EXCERPTED RECORDS –
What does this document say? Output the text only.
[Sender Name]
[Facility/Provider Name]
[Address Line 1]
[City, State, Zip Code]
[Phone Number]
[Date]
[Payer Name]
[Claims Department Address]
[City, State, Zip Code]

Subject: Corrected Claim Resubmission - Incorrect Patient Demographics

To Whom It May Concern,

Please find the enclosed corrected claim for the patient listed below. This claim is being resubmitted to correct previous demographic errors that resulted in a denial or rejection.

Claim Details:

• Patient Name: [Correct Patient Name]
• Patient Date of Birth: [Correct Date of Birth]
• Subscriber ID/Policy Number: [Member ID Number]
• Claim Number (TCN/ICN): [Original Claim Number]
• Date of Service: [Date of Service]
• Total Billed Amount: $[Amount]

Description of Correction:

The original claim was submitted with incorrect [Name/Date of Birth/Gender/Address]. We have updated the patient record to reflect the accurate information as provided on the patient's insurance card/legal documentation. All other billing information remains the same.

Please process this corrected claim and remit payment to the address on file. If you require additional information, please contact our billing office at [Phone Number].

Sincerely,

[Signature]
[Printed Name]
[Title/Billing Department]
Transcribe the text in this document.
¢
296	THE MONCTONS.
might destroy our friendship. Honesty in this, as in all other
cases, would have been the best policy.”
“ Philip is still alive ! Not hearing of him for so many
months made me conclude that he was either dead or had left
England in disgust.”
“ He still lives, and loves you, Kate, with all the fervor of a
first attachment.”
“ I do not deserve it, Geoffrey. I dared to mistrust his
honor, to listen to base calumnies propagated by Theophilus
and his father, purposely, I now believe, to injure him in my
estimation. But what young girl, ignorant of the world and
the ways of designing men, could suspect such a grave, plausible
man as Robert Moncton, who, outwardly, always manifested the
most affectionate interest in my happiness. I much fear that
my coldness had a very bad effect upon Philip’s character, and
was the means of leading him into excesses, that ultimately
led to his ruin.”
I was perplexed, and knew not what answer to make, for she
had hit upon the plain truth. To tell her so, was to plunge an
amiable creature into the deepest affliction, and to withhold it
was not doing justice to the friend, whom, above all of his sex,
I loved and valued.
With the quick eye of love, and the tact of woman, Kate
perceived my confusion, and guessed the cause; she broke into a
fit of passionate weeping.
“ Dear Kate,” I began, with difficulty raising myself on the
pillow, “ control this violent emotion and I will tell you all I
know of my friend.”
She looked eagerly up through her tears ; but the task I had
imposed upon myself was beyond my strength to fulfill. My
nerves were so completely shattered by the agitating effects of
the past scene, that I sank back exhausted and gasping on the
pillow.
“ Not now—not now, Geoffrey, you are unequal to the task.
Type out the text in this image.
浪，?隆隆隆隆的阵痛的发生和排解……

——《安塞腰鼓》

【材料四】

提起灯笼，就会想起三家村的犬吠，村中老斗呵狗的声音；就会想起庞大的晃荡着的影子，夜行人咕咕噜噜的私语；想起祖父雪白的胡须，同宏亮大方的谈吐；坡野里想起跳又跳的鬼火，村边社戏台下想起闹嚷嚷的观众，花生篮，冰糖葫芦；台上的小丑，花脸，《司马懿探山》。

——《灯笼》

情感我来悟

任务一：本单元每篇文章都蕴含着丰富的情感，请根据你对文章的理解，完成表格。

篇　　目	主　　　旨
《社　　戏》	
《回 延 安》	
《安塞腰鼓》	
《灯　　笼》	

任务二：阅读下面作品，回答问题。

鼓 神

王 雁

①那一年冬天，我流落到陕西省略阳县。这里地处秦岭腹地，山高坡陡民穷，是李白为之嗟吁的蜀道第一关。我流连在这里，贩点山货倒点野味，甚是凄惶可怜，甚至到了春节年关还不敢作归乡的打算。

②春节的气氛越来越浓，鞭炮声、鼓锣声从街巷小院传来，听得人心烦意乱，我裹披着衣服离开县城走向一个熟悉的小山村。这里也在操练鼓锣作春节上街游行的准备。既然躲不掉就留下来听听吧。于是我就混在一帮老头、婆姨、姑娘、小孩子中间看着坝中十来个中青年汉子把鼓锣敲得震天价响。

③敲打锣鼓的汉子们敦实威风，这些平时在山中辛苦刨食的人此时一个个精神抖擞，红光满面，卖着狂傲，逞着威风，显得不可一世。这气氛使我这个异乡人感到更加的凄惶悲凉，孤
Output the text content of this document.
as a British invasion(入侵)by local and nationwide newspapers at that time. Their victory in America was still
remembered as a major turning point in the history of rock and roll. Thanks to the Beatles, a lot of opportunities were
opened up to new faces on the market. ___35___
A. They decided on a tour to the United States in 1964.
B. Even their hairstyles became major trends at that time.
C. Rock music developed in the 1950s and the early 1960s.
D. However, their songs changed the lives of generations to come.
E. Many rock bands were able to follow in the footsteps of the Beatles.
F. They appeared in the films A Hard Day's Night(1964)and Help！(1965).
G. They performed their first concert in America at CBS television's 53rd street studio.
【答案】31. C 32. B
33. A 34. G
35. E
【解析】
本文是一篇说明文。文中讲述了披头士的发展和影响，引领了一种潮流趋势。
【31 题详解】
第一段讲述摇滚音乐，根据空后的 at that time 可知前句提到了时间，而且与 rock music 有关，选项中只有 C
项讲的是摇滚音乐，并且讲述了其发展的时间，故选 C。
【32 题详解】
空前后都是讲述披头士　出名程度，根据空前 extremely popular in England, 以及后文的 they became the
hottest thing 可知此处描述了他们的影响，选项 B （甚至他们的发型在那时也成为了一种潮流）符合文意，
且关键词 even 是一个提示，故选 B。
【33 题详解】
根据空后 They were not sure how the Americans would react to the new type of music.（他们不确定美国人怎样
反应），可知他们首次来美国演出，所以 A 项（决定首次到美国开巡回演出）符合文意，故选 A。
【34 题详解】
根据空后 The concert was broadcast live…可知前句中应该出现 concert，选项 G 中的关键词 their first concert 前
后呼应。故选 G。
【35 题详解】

DIRECTION – Every line above should be written out again exactly as it stands.

RESULT –
What does this document say? Output the text only.
[Sender Name]
[Facility/Provider Name]
[Address Line 1]
[City, State, Zip Code]
[Phone Number]
[Date]
[Payer Name]
[Claims Department Address]
[City, State, Zip Code]

Subject: Corrected Claim Resubmission - Incorrect Patient Demographics

To Whom It May Concern,

Please find the enclosed corrected claim for the patient listed below. This claim is being resubmitted to correct previous demographic errors that resulted in a denial or rejection.

Claim Details:

• Patient Name: [Correct Patient Name]
• Patient Date of Birth: [Correct Date of Birth]
• Subscriber ID/Policy Number: [Member ID Number]
• Claim Number (TCN/ICN): [Original Claim Number]
• Date of Service: [Date of Service]
• Total Billed Amount: $[Amount]

Description of Correction:

The original claim was submitted with incorrect [Name/Date of Birth/Gender/Address]. We have updated the patient record to reflect the accurate information as provided on the patient's insurance card/legal documentation. All other billing information remains the same.

Please process this corrected claim and remit payment to the address on file. If you require additional information, please contact our billing office at [Phone Number].

Sincerely,

[Signature]
[Printed Name]
[Title/Billing Department]
Transcribe the text in this document.
¢
296	THE MONCTONS.
might destroy our friendship. Honesty in this, as in all other
cases, would have been the best policy.”
“ Philip is still alive ! Not hearing of him for so many
months made me conclude that he was either dead or had left
England in disgust.”
“ He still lives, and loves you, Kate, with all the fervor of a
first attachment.”
“ I do not deserve it, Geoffrey. I dared to mistrust his
honor, to listen to base calumnies propagated by Theophilus
and his father, purposely, I now believe, to injure him in my
estimation. But what young girl, ignorant of the world and
the ways of designing men, could suspect such a grave, plausible
man as Robert Moncton, who, outwardly, always manifested the
most affectionate interest in my happiness. I much fear that
my coldness had a very bad effect upon Philip’s character, and
was the means of leading him into excesses, that ultimately
led to his ruin.”
I was perplexed, and knew not what answer to make, for she
had hit upon the plain truth. To tell her so, was to plunge an
amiable creature into the deepest affliction, and to withhold it
was not doing justice to the friend, whom, above all of his sex,
I loved and valued.
With the quick eye of love, and the tact of woman, Kate
perceived my confusion, and guessed the cause; she broke into a
fit of passionate weeping.
“ Dear Kate,” I began, with difficulty raising myself on the
pillow, “ control this violent emotion and I will tell you all I
know of my friend.”
She looked eagerly up through her tears ; but the task I had
imposed upon myself was beyond my strength to fulfill. My
nerves were so completely shattered by the agitating effects of
the past scene, that I sank back exhausted and gasping on the
pillow.
“ Not now—not now, Geoffrey, you are unequal to the task.
Type out the text in this image.
浪，?隆隆隆隆的阵痛的发生和排解……

——《安塞腰鼓》

【材料四】

提起灯笼，就会想起三家村的犬吠，村中老斗呵狗的声音；就会想起庞大的晃荡着的影子，夜行人咕咕噜噜的私语；想起祖父雪白的胡须，同宏亮大方的谈吐；坡野里想起跳又跳的鬼火，村边社戏台下想起闹嚷嚷的观众，花生篮，冰糖葫芦；台上的小丑，花脸，《司马懿探山》。

——《灯笼》

情感我来悟

任务一：本单元每篇文章都蕴含着丰富的情感，请根据你对文章的理解，完成表格。

篇　　目	主　　　旨
《社　　戏》	
《回 延 安》	
《安塞腰鼓》	
《灯　　笼》	

任务二：阅读下面作品，回答问题。

鼓 神

王 雁

①那一年冬天，我流落到陕西省略阳县。这里地处秦岭腹地，山高坡陡民穷，是李白为之嗟吁的蜀道第一关。我流连在这里，贩点山货倒点野味，甚是凄惶可怜，甚至到了春节年关还不敢作归乡的打算。

②春节的气氛越来越浓，鞭炮声、鼓锣声从街巷小院传来，听得人心烦意乱，我裹披着衣服离开县城走向一个熟悉的小山村。这里也在操练鼓锣作春节上街游行的准备。既然躲不掉就留下来听听吧。于是我就混在一帮老头、婆姨、姑娘、小孩子中间看着坝中十来个中青年汉子把鼓锣敲得震天价响。

③敲打锣鼓的汉子们敦实威风，这些平时在山中辛苦刨食的人此时一个个精神抖擞，红光满面，卖着狂傲，逞着威风，显得不可一世。这气氛使我这个异乡人感到更加的凄惶悲凉，孤
Output the text content of this document.
as a British invasion(入侵)by local and nationwide newspapers at that time. Their victory in America was still
remembered as a major turning point in the history of rock and roll. Thanks to the Beatles, a lot of opportunities were
opened up to new faces on the market. ___35___
A. They decided on a tour to the United States in 1964.
B. Even their hairstyles became major trends at that time.
C. Rock music developed in the 1950s and the early 1960s.
D. However, their songs changed the lives of generations to come.
E. Many rock bands were able to follow in the footsteps of the Beatles.
F. They appeared in the films A Hard Day's Night(1964)and Help！(1965).
G. They performed their first concert in America at CBS television's 53rd street studio.
【答案】31. C 32. B
33. A 34. G
35. E
【解析】
本文是一篇说明文。文中讲述了披头士的发展和影响，引领了一种潮流趋势。
【31 题详解】
第一段讲述摇滚音乐，根据空后的 at that time 可知前句提到了时间，而且与 rock music 有关，选项中只有 C
项讲的是摇滚音乐，并且讲述了其发展的时间，故选 C。
【32 题详解】
空前后都是讲述披头士　出名程度，根据空前 extremely popular in England, 以及后文的 they became the
hottest thing 可知此处描述了他们的影响，选项 B （甚至他们的发型在那时也成为了一种潮流）符合文意，
且关键词 even 是一个提示，故选 B。
【33 题详解】
根据空后 They were not sure how the Americans would react to the new type of music.（他们不确定美国人怎样
反应），可知他们首次来美国演出，所以 A 项（决定首次到美国开巡回演出）符合文意，故选 A。
【34 题详解】
根据空后 The concert was broadcast live…可知前句中应该出现 concert，选项 G 中的关键词 their first concert 前
后呼应。故选 G。
【35 题详解】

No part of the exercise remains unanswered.